(Dataset items)
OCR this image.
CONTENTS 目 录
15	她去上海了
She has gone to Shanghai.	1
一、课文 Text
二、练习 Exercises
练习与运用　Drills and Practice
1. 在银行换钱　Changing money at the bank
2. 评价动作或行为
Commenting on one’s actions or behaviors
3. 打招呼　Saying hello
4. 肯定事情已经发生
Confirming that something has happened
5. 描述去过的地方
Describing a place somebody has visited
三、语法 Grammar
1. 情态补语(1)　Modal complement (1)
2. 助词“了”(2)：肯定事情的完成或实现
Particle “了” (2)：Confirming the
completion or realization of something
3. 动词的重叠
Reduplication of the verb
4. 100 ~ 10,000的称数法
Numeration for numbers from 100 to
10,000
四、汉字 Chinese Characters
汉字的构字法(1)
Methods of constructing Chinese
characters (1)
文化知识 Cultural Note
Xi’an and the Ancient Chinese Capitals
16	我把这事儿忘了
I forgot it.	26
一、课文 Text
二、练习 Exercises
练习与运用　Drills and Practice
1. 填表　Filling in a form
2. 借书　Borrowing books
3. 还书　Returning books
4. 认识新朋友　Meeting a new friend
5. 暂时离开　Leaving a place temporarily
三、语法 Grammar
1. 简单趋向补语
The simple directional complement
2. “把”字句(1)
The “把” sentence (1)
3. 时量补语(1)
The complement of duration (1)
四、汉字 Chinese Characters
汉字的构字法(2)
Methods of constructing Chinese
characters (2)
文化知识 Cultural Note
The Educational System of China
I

TASK GOAL | Copy every line from the records above that contains the word "books".

FULL SOLUTION |
2. 借书　Borrowing books
3. 还书　Returning books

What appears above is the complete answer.